§ Entries from a visual dataset:

— BEGIN —

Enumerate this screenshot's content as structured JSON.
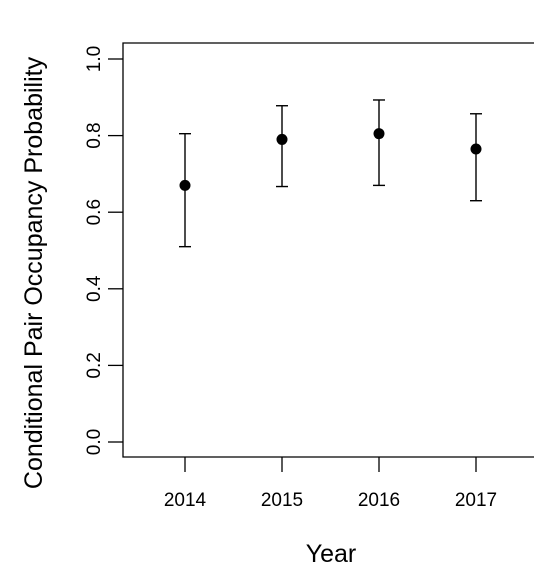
{
  "chart_data": {
    "type": "scatter",
    "title": "",
    "xlabel": "Year",
    "ylabel": "Conditional Pair Occupancy Probability",
    "categories": [
      "2014",
      "2015",
      "2016",
      "2017"
    ],
    "values": [
      0.67,
      0.79,
      0.805,
      0.765
    ],
    "lower": [
      0.51,
      0.667,
      0.67,
      0.63
    ],
    "upper": [
      0.805,
      0.878,
      0.893,
      0.857
    ],
    "ylim": [
      0,
      1
    ],
    "yticks": [
      "0.0",
      "0.2",
      "0.4",
      "0.6",
      "0.8",
      "1.0"
    ],
    "grid": false,
    "colors": {
      "points": "#000000",
      "axes": "#000000"
    }
  }
}
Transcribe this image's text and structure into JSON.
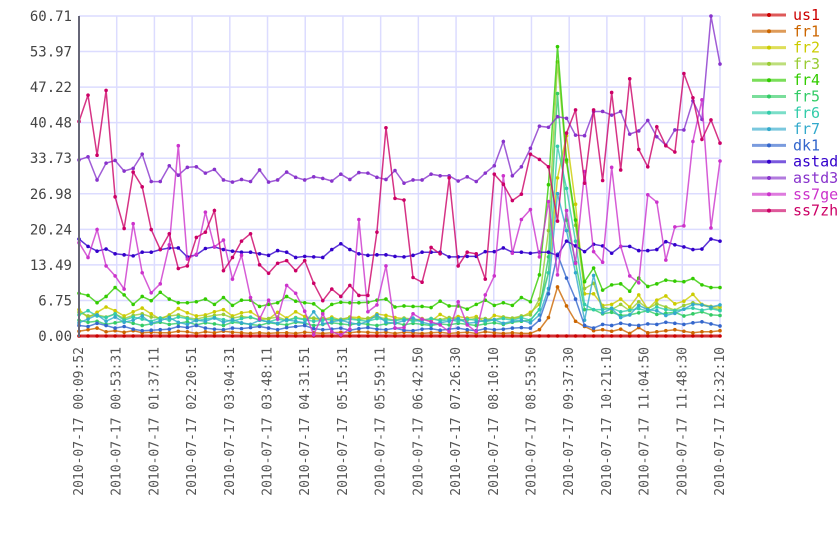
{
  "chart_data": {
    "type": "line",
    "title": "",
    "xlabel": "",
    "ylabel": "",
    "ylim": [
      0,
      60.71
    ],
    "grid": true,
    "legend_placement": "right",
    "y_ticks": [
      "0.00",
      "6.75",
      "13.49",
      "20.24",
      "26.98",
      "33.73",
      "40.48",
      "47.22",
      "53.97",
      "60.71"
    ],
    "x_ticks": [
      "2010-07-17 00:09:52",
      "2010-07-17 00:53:31",
      "2010-07-17 01:37:11",
      "2010-07-17 02:20:51",
      "2010-07-17 03:04:31",
      "2010-07-17 03:48:11",
      "2010-07-17 04:31:51",
      "2010-07-17 05:15:31",
      "2010-07-17 05:59:11",
      "2010-07-17 06:42:50",
      "2010-07-17 07:26:30",
      "2010-07-17 08:10:10",
      "2010-07-17 08:53:50",
      "2010-07-17 09:37:30",
      "2010-07-17 10:21:10",
      "2010-07-17 11:04:50",
      "2010-07-17 11:48:30",
      "2010-07-17 12:32:10"
    ],
    "series": [
      {
        "name": "us1",
        "color": "#cc0000",
        "values": [
          0,
          0,
          0,
          0,
          0,
          0,
          0,
          0,
          0,
          0,
          0,
          0,
          0,
          0,
          0,
          0,
          0,
          0,
          0,
          0,
          0,
          0,
          0,
          0,
          0,
          0,
          0,
          0,
          0,
          0,
          0,
          0,
          0,
          0,
          0,
          0,
          0,
          0,
          0,
          0,
          0,
          0,
          0,
          0,
          0,
          0,
          0,
          0,
          0,
          0,
          0,
          0,
          0,
          0,
          0,
          0,
          0,
          0,
          0,
          0,
          0,
          0,
          0,
          0,
          0,
          0,
          0,
          0,
          0,
          0,
          0,
          0
        ]
      },
      {
        "name": "fr1",
        "color": "#cc6600",
        "values": [
          0.9,
          1.2,
          1.5,
          0.8,
          1.0,
          0.7,
          1.0,
          0.6,
          0.7,
          0.6,
          0.6,
          0.9,
          0.8,
          0.5,
          0.8,
          0.6,
          0.9,
          0.7,
          0.6,
          0.5,
          0.6,
          0.5,
          0.6,
          0.6,
          0.5,
          0.7,
          0.6,
          0.5,
          0.6,
          0.7,
          0.6,
          0.8,
          0.7,
          0.6,
          0.7,
          0.5,
          0.7,
          0.6,
          0.5,
          0.6,
          0.7,
          0.5,
          0.6,
          0.7,
          0.5,
          0.8,
          0.6,
          0.5,
          0.6,
          0.5,
          0.5,
          1.2,
          3.5,
          9.3,
          5.7,
          2.8,
          1.8,
          1.0,
          1.2,
          0.9,
          1.3,
          0.5,
          1.6,
          0.6,
          0.8,
          1.0,
          1.2,
          0.9,
          0.6,
          0.8,
          0.8,
          1.0
        ]
      },
      {
        "name": "fr2",
        "color": "#cccc00",
        "values": [
          5.0,
          3.5,
          4.5,
          5.5,
          4.8,
          3.8,
          4.6,
          5.3,
          4.2,
          3.2,
          4.0,
          5.2,
          4.4,
          3.8,
          4.0,
          4.6,
          5.0,
          3.8,
          4.4,
          4.6,
          3.5,
          3.2,
          4.5,
          3.4,
          4.6,
          3.7,
          3.3,
          3.1,
          3.6,
          3.0,
          3.6,
          3.5,
          3.2,
          4.2,
          3.9,
          3.5,
          3.3,
          2.9,
          3.3,
          2.8,
          4.1,
          3.2,
          3.7,
          3.4,
          3.7,
          2.6,
          3.9,
          3.6,
          3.3,
          3.6,
          4.5,
          6,
          12,
          30,
          38,
          25,
          8,
          8,
          5.8,
          6.0,
          7.0,
          5.5,
          7.8,
          5.1,
          6.8,
          7.6,
          6.1,
          6.6,
          7.9,
          6.0,
          5.6,
          5.5
        ]
      },
      {
        "name": "fr3",
        "color": "#99cc33",
        "values": [
          4.5,
          3.8,
          4.0,
          3.6,
          4.2,
          3.3,
          3.9,
          4.2,
          3.6,
          3.4,
          3.8,
          4.0,
          3.5,
          3.2,
          3.6,
          3.9,
          4.1,
          3.4,
          3.7,
          3.5,
          3.1,
          3.3,
          3.6,
          3.0,
          3.5,
          3.2,
          3.4,
          3.3,
          3.0,
          3.2,
          3.5,
          3.1,
          3.4,
          3.6,
          3.3,
          3.0,
          3.4,
          3.2,
          3.0,
          3.3,
          3.1,
          3.5,
          3.2,
          3.0,
          3.4,
          3.3,
          3.1,
          3.6,
          3.4,
          3.8,
          4,
          7,
          20,
          52,
          33,
          21,
          9,
          10,
          5.5,
          5.0,
          6.0,
          4.8,
          6.5,
          5.2,
          6.1,
          5.5,
          4.9,
          5.8,
          6.3,
          5.9,
          5.4,
          5.0
        ]
      },
      {
        "name": "fr4",
        "color": "#33cc00",
        "values": [
          8.1,
          7.7,
          6.3,
          7.5,
          9.2,
          7.8,
          6.0,
          7.5,
          6.7,
          8.3,
          7.0,
          6.3,
          6.3,
          6.5,
          7.0,
          6.0,
          7.3,
          5.8,
          6.8,
          6.8,
          5.6,
          6.0,
          6.3,
          7.5,
          6.6,
          6.3,
          6.1,
          4.7,
          6.0,
          6.4,
          6.3,
          6.3,
          6.4,
          6.8,
          7.0,
          5.5,
          5.7,
          5.6,
          5.6,
          5.4,
          6.6,
          5.7,
          5.7,
          5.1,
          6.0,
          6.8,
          5.8,
          6.3,
          5.8,
          7.3,
          6.5,
          11.6,
          28.7,
          54.9,
          33.4,
          22.0,
          10.3,
          12.9,
          8.7,
          9.7,
          9.9,
          8.5,
          11.0,
          9.4,
          9.9,
          10.6,
          10.4,
          10.3,
          10.9,
          9.7,
          9.2,
          9.2
        ]
      },
      {
        "name": "fr5",
        "color": "#33cc66",
        "values": [
          3.0,
          2.6,
          2.8,
          2.2,
          2.5,
          2.8,
          2.4,
          2.0,
          2.3,
          2.6,
          2.2,
          2.4,
          2.7,
          2.1,
          2.5,
          2.3,
          2.0,
          2.6,
          2.4,
          2.2,
          2.0,
          2.5,
          2.3,
          2.1,
          2.6,
          2.4,
          2.0,
          2.2,
          2.5,
          2.3,
          2.1,
          2.4,
          2.2,
          2.0,
          2.3,
          2.5,
          2.1,
          2.4,
          2.2,
          2.0,
          2.3,
          2.1,
          2.4,
          2.2,
          2.0,
          2.3,
          2.5,
          2.2,
          2.6,
          2.8,
          3,
          5,
          15,
          46,
          22,
          14,
          5,
          5,
          4.2,
          4.5,
          3.9,
          4.0,
          4.4,
          4.8,
          4.1,
          4.3,
          4.5,
          3.8,
          4.2,
          4.6,
          4.0,
          3.9
        ]
      },
      {
        "name": "fr6",
        "color": "#33ccaa",
        "values": [
          4.0,
          4.8,
          3.8,
          3.5,
          4.2,
          3.0,
          3.6,
          3.2,
          2.8,
          3.4,
          3.0,
          3.6,
          3.3,
          2.9,
          3.2,
          3.5,
          3.1,
          2.8,
          3.3,
          3.6,
          3.0,
          2.7,
          3.2,
          2.9,
          3.4,
          3.1,
          2.8,
          3.0,
          3.3,
          2.9,
          3.2,
          3.0,
          2.8,
          3.3,
          3.1,
          2.9,
          3.2,
          2.8,
          3.0,
          3.3,
          2.9,
          3.1,
          2.8,
          3.2,
          3.0,
          2.7,
          3.1,
          3.3,
          3.0,
          3.5,
          3,
          5,
          12,
          36,
          28,
          18,
          6,
          5,
          5.0,
          5.3,
          4.6,
          4.9,
          5.2,
          4.7,
          5.5,
          5.0,
          4.8,
          5.1,
          5.3,
          4.9,
          5.2,
          4.8
        ]
      },
      {
        "name": "fr7",
        "color": "#33aacc",
        "values": [
          2.5,
          3.2,
          4.0,
          2.8,
          3.6,
          2.6,
          3.0,
          3.8,
          2.4,
          2.9,
          3.5,
          2.6,
          2.2,
          3.0,
          2.8,
          3.4,
          2.6,
          3.1,
          2.5,
          2.2,
          3.0,
          2.7,
          2.4,
          3.1,
          2.8,
          2.5,
          4.6,
          2.3,
          2.7,
          3.0,
          2.5,
          2.2,
          2.8,
          4.0,
          2.6,
          2.4,
          2.9,
          3.4,
          2.6,
          2.2,
          2.5,
          2.8,
          3.3,
          2.4,
          2.6,
          3.0,
          3.1,
          2.4,
          2.8,
          3.0,
          2.5,
          4,
          9,
          27,
          20,
          12,
          3,
          11.5,
          4.4,
          5.2,
          3.5,
          4.0,
          5.8,
          5.0,
          4.8,
          3.9,
          4.3,
          5.1,
          6.0,
          5.9,
          5.5,
          5.9
        ]
      },
      {
        "name": "dk1",
        "color": "#3366cc",
        "values": [
          2.0,
          1.8,
          2.4,
          2.0,
          1.5,
          1.8,
          1.3,
          1.0,
          1.1,
          1.2,
          1.3,
          1.8,
          1.6,
          2.0,
          1.5,
          1.3,
          1.2,
          1.5,
          1.4,
          1.6,
          1.8,
          1.5,
          1.2,
          1.6,
          1.8,
          2.0,
          1.4,
          1.2,
          1.3,
          1.5,
          1.1,
          1.4,
          1.6,
          1.3,
          1.2,
          1.5,
          1.1,
          1.0,
          1.3,
          1.4,
          1.1,
          1.3,
          1.5,
          1.2,
          1.0,
          1.4,
          1.2,
          1.3,
          1.5,
          1.6,
          1.5,
          3,
          8,
          15.5,
          11,
          7,
          2,
          1.5,
          2.2,
          2.0,
          2.4,
          2.1,
          2.0,
          2.3,
          2.2,
          2.6,
          2.4,
          2.2,
          2.5,
          2.7,
          2.3,
          1.9
        ]
      },
      {
        "name": "astad",
        "color": "#3300cc",
        "values": [
          18.4,
          17.0,
          16.1,
          16.5,
          15.6,
          15.4,
          15.2,
          15.9,
          15.9,
          16.4,
          16.7,
          16.7,
          15.0,
          15.4,
          16.6,
          16.9,
          16.4,
          16.1,
          15.9,
          15.9,
          15.6,
          15.3,
          16.2,
          15.9,
          14.9,
          15.1,
          15.0,
          14.9,
          16.4,
          17.5,
          16.4,
          15.6,
          15.3,
          15.4,
          15.4,
          15.1,
          15.0,
          15.3,
          15.9,
          15.9,
          15.9,
          15.0,
          15.0,
          15.1,
          15.1,
          16.0,
          16.0,
          16.7,
          15.9,
          15.9,
          15.7,
          15.9,
          15.9,
          15.3,
          18.0,
          17.1,
          16.0,
          17.4,
          17.1,
          15.7,
          17.0,
          17.0,
          16.2,
          16.2,
          16.4,
          17.9,
          17.3,
          16.9,
          16.4,
          16.5,
          18.4,
          18.0
        ]
      },
      {
        "name": "astd3",
        "color": "#8833cc",
        "values": [
          33.4,
          34.0,
          29.6,
          32.8,
          33.3,
          31.3,
          31.8,
          34.5,
          29.3,
          29.3,
          32.3,
          30.5,
          32.0,
          32.1,
          30.9,
          31.6,
          29.6,
          29.2,
          29.7,
          29.3,
          31.5,
          29.2,
          29.6,
          31.1,
          30.1,
          29.6,
          30.2,
          29.9,
          29.4,
          30.7,
          29.7,
          31.0,
          30.9,
          30.1,
          29.7,
          31.4,
          29.0,
          29.6,
          29.6,
          30.7,
          30.4,
          30.4,
          29.4,
          30.2,
          29.3,
          30.9,
          32.3,
          36.9,
          30.4,
          32.1,
          35.6,
          39.8,
          39.6,
          41.6,
          41.3,
          38.1,
          38.0,
          42.6,
          42.6,
          41.9,
          42.6,
          38.3,
          38.9,
          40.9,
          37.8,
          36.2,
          39.1,
          39.1,
          44.6,
          41.1,
          60.7,
          51.6
        ]
      },
      {
        "name": "ss7ge",
        "color": "#cc33cc",
        "values": [
          17.7,
          14.9,
          20.2,
          13.3,
          11.4,
          8.9,
          21.3,
          12.0,
          8.2,
          9.9,
          17.3,
          36.1,
          14.6,
          15.5,
          23.5,
          16.9,
          18.2,
          10.8,
          15.3,
          7.3,
          3.2,
          6.8,
          3.2,
          9.6,
          8.1,
          4.7,
          0.2,
          4.2,
          0.8,
          0.2,
          1.3,
          22.1,
          4.6,
          5.9,
          13.3,
          1.5,
          1.6,
          4.2,
          3.2,
          2.7,
          2.1,
          0.8,
          6.5,
          2.1,
          0.8,
          7.8,
          11.4,
          30.4,
          15.7,
          22.1,
          24.0,
          15.0,
          25.5,
          11.6,
          23.8,
          13.8,
          31.2,
          16.0,
          14.0,
          32.0,
          17.0,
          11.4,
          10.1,
          26.8,
          25.4,
          14.4,
          20.7,
          20.9,
          36.9,
          44.8,
          20.5,
          33.2
        ]
      },
      {
        "name": "ss7zh",
        "color": "#cc0066",
        "values": [
          40.7,
          45.7,
          34.3,
          46.6,
          26.4,
          20.4,
          31.1,
          28.3,
          20.2,
          16.4,
          19.4,
          12.8,
          13.3,
          18.7,
          19.7,
          23.8,
          12.4,
          14.9,
          18.0,
          19.4,
          13.5,
          11.9,
          13.8,
          14.3,
          12.4,
          14.3,
          10.0,
          6.7,
          8.9,
          7.5,
          9.6,
          7.7,
          7.7,
          19.7,
          39.5,
          26.1,
          25.8,
          11.1,
          10.2,
          16.8,
          15.6,
          30.0,
          13.3,
          15.9,
          15.6,
          10.8,
          30.7,
          28.8,
          25.7,
          26.9,
          34.5,
          33.5,
          32.1,
          21.8,
          38.5,
          42.9,
          29.0,
          42.9,
          29.5,
          46.2,
          31.5,
          48.8,
          35.4,
          32.1,
          39.7,
          36.1,
          34.9,
          49.8,
          45.2,
          37.3,
          41.0,
          36.6
        ]
      }
    ]
  }
}
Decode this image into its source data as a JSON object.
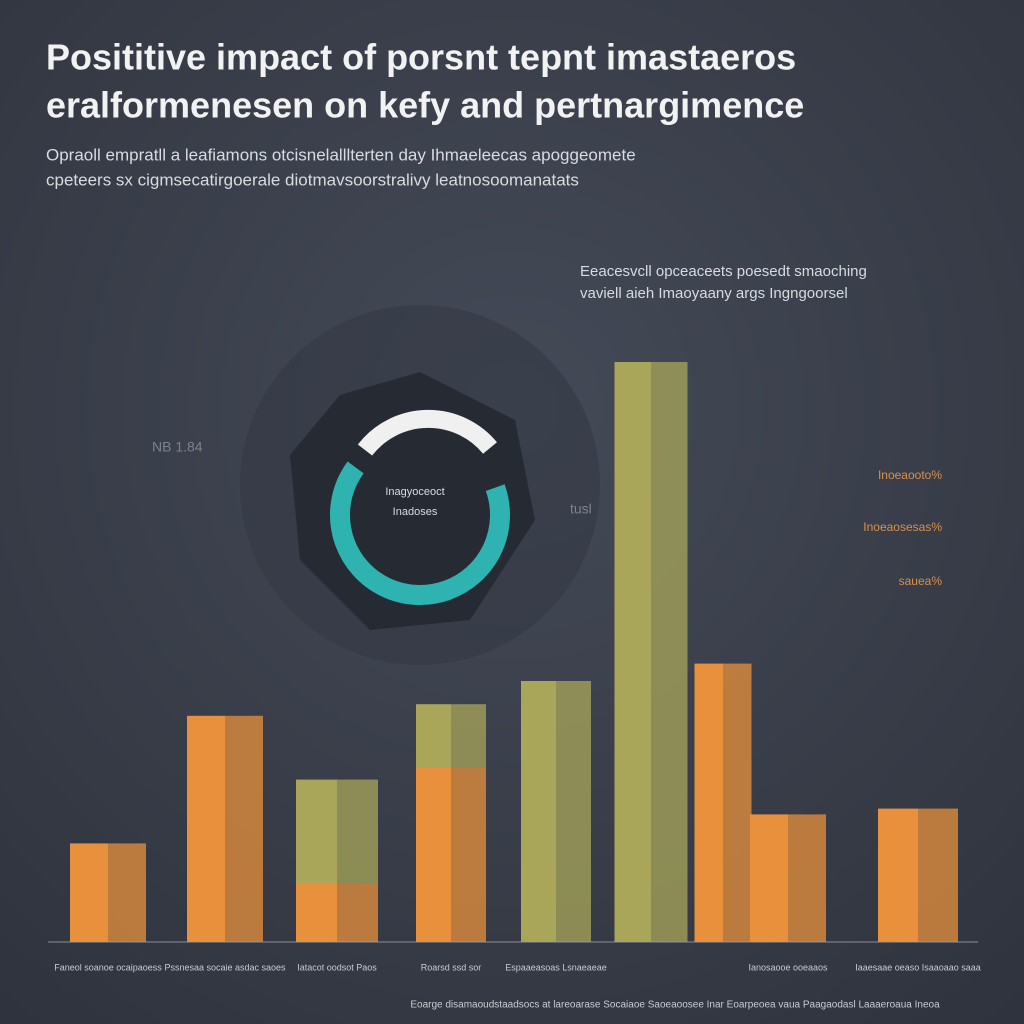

— END —

§ To do:
Copy out each line of the listing that holds "into".

§ Correct answer:
Transcribe this image's text and structure into JSON.
Decode this image into its source data as a JSON object.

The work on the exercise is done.